(Items listed in a dataset)
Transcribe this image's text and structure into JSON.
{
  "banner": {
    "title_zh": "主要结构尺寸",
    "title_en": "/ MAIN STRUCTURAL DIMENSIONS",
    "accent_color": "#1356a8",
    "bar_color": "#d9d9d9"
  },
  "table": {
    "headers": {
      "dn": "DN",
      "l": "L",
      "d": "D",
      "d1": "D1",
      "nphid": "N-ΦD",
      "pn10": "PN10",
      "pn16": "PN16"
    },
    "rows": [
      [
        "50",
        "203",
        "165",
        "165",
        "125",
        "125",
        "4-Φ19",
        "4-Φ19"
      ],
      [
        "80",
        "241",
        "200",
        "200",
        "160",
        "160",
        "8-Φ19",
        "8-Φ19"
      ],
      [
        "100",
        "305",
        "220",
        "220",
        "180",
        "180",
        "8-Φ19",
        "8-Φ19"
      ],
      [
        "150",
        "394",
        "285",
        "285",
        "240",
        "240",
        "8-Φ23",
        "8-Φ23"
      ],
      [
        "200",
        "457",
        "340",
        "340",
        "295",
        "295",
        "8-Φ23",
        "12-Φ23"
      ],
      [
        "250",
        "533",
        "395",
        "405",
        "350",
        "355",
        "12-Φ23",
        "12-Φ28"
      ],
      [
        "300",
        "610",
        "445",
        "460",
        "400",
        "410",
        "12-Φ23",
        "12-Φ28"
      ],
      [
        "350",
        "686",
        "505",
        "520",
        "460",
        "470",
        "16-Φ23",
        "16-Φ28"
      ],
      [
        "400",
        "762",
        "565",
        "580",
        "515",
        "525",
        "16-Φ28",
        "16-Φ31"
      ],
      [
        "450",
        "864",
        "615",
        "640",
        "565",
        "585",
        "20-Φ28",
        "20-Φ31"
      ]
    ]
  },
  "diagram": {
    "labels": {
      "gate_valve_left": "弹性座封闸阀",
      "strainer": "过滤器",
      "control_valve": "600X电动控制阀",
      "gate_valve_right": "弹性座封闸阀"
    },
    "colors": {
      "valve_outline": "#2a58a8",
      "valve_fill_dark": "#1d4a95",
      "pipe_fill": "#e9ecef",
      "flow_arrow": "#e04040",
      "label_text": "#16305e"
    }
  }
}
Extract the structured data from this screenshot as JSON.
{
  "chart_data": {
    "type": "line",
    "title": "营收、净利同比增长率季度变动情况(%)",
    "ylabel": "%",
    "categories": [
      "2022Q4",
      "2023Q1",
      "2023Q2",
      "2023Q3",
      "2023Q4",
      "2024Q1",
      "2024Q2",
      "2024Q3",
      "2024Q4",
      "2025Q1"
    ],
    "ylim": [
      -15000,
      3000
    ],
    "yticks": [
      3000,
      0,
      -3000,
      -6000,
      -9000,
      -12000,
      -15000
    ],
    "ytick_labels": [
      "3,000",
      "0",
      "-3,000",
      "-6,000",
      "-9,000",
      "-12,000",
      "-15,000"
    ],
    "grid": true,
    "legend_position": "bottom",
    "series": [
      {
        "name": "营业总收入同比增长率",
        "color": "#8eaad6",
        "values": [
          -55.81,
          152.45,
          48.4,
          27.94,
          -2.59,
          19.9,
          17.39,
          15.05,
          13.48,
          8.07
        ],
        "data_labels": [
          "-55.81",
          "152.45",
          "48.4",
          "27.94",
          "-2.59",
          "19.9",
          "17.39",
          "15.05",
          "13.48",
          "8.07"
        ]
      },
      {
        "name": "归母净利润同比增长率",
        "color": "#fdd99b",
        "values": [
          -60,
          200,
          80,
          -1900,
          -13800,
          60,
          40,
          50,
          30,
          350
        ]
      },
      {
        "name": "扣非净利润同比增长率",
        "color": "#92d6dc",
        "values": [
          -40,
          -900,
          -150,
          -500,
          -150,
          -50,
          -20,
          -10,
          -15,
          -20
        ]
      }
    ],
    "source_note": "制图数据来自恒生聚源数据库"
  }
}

(Instructions to follow) Copy out the full listing exactly.

(Finished task)
Transcribe this image's text and structure into JSON.
{
  "banner": {
    "title_zh": "主要结构尺寸",
    "title_en": "/ MAIN STRUCTURAL DIMENSIONS",
    "accent_color": "#1356a8",
    "bar_color": "#d9d9d9"
  },
  "table": {
    "headers": {
      "dn": "DN",
      "l": "L",
      "d": "D",
      "d1": "D1",
      "nphid": "N-ΦD",
      "pn10": "PN10",
      "pn16": "PN16"
    },
    "rows": [
      [
        "50",
        "203",
        "165",
        "165",
        "125",
        "125",
        "4-Φ19",
        "4-Φ19"
      ],
      [
        "80",
        "241",
        "200",
        "200",
        "160",
        "160",
        "8-Φ19",
        "8-Φ19"
      ],
      [
        "100",
        "305",
        "220",
        "220",
        "180",
        "180",
        "8-Φ19",
        "8-Φ19"
      ],
      [
        "150",
        "394",
        "285",
        "285",
        "240",
        "240",
        "8-Φ23",
        "8-Φ23"
      ],
      [
        "200",
        "457",
        "340",
        "340",
        "295",
        "295",
        "8-Φ23",
        "12-Φ23"
      ],
      [
        "250",
        "533",
        "395",
        "405",
        "350",
        "355",
        "12-Φ23",
        "12-Φ28"
      ],
      [
        "300",
        "610",
        "445",
        "460",
        "400",
        "410",
        "12-Φ23",
        "12-Φ28"
      ],
      [
        "350",
        "686",
        "505",
        "520",
        "460",
        "470",
        "16-Φ23",
        "16-Φ28"
      ],
      [
        "400",
        "762",
        "565",
        "580",
        "515",
        "525",
        "16-Φ28",
        "16-Φ31"
      ],
      [
        "450",
        "864",
        "615",
        "640",
        "565",
        "585",
        "20-Φ28",
        "20-Φ31"
      ]
    ]
  },
  "diagram": {
    "labels": {
      "gate_valve_left": "弹性座封闸阀",
      "strainer": "过滤器",
      "control_valve": "600X电动控制阀",
      "gate_valve_right": "弹性座封闸阀"
    },
    "colors": {
      "valve_outline": "#2a58a8",
      "valve_fill_dark": "#1d4a95",
      "pipe_fill": "#e9ecef",
      "flow_arrow": "#e04040",
      "label_text": "#16305e"
    }
  }
}
Extract the structured data from this screenshot as JSON.
{
  "chart_data": {
    "type": "line",
    "title": "营收、净利同比增长率季度变动情况(%)",
    "ylabel": "%",
    "categories": [
      "2022Q4",
      "2023Q1",
      "2023Q2",
      "2023Q3",
      "2023Q4",
      "2024Q1",
      "2024Q2",
      "2024Q3",
      "2024Q4",
      "2025Q1"
    ],
    "ylim": [
      -15000,
      3000
    ],
    "yticks": [
      3000,
      0,
      -3000,
      -6000,
      -9000,
      -12000,
      -15000
    ],
    "ytick_labels": [
      "3,000",
      "0",
      "-3,000",
      "-6,000",
      "-9,000",
      "-12,000",
      "-15,000"
    ],
    "grid": true,
    "legend_position": "bottom",
    "series": [
      {
        "name": "营业总收入同比增长率",
        "color": "#8eaad6",
        "values": [
          -55.81,
          152.45,
          48.4,
          27.94,
          -2.59,
          19.9,
          17.39,
          15.05,
          13.48,
          8.07
        ],
        "data_labels": [
          "-55.81",
          "152.45",
          "48.4",
          "27.94",
          "-2.59",
          "19.9",
          "17.39",
          "15.05",
          "13.48",
          "8.07"
        ]
      },
      {
        "name": "归母净利润同比增长率",
        "color": "#fdd99b",
        "values": [
          -60,
          200,
          80,
          -1900,
          -13800,
          60,
          40,
          50,
          30,
          350
        ]
      },
      {
        "name": "扣非净利润同比增长率",
        "color": "#92d6dc",
        "values": [
          -40,
          -900,
          -150,
          -500,
          -150,
          -50,
          -20,
          -10,
          -15,
          -20
        ]
      }
    ],
    "source_note": "制图数据来自恒生聚源数据库"
  }
}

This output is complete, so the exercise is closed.